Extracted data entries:
- - -

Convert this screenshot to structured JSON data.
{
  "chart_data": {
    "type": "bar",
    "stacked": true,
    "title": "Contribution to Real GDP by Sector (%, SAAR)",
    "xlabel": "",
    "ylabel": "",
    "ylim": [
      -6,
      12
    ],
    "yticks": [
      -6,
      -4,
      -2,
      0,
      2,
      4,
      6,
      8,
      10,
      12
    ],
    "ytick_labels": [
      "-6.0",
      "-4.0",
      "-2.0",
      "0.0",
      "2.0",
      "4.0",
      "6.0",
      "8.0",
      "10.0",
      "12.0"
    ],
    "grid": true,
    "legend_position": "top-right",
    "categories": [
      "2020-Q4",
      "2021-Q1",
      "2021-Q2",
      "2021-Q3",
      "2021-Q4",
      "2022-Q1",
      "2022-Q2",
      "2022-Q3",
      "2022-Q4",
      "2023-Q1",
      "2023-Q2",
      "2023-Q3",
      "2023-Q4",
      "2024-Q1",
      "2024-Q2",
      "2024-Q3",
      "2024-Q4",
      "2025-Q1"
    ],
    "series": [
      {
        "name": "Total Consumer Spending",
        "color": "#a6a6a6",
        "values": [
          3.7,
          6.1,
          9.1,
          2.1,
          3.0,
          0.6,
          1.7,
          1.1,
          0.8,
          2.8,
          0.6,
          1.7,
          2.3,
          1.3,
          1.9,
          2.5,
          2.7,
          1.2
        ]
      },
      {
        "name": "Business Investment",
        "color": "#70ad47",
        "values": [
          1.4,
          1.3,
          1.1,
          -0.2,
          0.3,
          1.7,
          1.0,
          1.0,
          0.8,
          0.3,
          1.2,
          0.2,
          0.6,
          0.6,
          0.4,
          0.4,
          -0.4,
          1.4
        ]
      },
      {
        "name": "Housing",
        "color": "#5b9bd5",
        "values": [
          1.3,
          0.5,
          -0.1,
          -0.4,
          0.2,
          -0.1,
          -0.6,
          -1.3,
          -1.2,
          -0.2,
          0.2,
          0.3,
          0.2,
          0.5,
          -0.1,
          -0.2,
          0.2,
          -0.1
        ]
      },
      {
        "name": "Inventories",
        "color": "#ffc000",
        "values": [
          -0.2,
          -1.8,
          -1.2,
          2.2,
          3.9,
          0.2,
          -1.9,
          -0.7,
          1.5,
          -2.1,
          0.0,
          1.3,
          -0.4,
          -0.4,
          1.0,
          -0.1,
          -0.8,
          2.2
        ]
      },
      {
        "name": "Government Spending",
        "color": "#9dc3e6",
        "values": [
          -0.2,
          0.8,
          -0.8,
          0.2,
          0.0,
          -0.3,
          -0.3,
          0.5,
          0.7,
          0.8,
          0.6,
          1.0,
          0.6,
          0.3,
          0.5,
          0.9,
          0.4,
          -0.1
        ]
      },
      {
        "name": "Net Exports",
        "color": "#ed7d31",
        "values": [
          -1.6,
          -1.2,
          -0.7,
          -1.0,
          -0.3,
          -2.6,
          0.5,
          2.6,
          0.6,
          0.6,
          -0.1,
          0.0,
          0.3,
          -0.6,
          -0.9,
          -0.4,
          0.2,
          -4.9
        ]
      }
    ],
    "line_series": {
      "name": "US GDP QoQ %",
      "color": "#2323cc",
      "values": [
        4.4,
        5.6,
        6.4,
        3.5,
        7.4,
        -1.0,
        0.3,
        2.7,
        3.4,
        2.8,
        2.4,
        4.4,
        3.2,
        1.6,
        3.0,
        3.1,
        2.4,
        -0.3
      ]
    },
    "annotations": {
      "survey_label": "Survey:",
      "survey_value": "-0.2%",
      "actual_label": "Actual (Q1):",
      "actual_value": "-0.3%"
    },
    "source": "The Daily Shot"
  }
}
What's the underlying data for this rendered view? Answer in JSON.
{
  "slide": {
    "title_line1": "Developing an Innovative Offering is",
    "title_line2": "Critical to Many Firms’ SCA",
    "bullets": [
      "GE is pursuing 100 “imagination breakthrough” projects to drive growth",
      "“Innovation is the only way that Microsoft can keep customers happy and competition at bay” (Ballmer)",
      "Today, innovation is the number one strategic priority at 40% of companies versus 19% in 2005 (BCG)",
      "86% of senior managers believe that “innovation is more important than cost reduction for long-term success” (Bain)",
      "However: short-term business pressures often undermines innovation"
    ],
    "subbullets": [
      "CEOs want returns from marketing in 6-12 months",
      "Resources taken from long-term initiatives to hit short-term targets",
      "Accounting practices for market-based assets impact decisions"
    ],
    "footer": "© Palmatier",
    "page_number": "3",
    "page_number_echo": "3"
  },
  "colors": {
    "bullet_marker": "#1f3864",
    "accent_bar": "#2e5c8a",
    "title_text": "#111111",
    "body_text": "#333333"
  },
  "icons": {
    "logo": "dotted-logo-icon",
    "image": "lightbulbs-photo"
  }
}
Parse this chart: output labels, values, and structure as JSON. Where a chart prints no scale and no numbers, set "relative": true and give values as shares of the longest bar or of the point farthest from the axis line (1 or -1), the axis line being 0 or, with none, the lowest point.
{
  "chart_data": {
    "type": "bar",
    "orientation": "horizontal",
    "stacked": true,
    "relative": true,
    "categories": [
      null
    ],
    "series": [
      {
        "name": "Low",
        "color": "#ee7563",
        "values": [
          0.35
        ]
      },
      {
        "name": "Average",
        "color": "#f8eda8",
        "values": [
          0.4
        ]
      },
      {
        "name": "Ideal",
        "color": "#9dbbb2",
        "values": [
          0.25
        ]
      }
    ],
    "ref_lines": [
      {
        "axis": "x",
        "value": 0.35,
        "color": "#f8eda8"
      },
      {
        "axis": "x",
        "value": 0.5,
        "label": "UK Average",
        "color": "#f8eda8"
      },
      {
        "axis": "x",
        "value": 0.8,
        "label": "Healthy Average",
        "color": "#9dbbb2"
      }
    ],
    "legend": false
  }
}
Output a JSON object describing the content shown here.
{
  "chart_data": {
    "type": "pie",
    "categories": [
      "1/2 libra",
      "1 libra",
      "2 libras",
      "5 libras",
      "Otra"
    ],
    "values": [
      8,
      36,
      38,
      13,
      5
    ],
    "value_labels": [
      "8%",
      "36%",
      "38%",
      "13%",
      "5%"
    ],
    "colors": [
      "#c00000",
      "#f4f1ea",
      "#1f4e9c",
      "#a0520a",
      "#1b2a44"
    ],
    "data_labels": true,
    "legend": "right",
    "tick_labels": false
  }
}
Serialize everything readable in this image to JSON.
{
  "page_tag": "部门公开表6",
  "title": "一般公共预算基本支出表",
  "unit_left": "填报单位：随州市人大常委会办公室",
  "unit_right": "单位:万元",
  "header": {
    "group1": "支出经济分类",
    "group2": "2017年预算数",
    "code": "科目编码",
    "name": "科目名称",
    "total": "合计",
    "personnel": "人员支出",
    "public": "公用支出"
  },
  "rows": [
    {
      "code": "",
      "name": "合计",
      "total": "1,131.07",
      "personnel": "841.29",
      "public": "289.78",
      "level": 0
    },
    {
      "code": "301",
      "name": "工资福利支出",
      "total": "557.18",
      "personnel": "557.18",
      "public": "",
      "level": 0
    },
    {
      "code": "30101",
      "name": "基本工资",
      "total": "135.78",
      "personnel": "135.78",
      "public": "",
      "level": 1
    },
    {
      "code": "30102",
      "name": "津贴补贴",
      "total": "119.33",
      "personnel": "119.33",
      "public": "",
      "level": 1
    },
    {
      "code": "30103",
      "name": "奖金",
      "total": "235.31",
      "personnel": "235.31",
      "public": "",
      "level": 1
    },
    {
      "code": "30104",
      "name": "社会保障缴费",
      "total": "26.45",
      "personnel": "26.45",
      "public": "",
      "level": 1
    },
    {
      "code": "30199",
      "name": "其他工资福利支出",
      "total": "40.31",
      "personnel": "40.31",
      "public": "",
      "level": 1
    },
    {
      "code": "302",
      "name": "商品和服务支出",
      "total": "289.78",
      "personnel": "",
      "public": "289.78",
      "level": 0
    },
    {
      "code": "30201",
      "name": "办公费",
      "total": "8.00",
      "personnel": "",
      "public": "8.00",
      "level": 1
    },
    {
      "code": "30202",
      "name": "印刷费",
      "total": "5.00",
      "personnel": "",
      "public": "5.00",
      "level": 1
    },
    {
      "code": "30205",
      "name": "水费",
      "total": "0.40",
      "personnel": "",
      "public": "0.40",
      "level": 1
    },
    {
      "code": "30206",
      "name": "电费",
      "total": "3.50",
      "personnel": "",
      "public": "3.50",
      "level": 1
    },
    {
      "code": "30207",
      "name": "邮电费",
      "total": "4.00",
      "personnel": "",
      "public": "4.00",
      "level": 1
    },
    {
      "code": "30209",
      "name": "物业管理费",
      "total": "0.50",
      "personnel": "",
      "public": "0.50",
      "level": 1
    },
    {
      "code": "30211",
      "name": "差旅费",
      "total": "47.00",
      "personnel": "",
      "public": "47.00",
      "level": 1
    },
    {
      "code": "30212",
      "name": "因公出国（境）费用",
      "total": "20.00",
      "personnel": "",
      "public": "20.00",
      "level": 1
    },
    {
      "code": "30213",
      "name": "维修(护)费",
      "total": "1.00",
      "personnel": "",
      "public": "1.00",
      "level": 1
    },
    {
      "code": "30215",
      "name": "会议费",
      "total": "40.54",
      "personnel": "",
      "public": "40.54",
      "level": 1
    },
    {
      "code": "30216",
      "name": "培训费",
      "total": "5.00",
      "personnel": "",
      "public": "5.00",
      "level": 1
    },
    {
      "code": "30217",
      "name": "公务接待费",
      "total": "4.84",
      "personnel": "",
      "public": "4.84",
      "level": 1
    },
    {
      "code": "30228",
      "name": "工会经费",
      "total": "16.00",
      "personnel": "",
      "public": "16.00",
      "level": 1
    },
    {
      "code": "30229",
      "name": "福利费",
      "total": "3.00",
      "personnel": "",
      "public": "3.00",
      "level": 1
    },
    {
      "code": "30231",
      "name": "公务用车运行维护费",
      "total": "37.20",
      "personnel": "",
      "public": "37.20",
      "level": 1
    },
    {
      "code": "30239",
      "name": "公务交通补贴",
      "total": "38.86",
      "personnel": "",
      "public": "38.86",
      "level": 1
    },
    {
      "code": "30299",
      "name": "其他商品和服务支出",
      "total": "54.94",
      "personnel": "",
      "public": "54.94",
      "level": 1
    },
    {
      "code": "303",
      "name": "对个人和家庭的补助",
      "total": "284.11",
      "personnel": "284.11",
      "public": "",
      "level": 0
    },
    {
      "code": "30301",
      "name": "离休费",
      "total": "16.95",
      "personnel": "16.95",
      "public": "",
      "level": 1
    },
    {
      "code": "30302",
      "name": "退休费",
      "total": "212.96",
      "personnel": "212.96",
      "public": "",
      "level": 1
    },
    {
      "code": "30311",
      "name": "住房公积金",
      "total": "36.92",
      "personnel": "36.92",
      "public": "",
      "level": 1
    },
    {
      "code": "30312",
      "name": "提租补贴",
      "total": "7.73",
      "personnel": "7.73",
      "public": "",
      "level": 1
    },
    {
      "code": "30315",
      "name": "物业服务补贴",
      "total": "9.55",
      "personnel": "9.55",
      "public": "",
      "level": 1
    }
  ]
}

- - -

> **Short problem**: Copy each line above that contains the string "Average".

> **Task result**:
        "name": "Average",
        "label": "UK Average",
        "label": "Healthy Average",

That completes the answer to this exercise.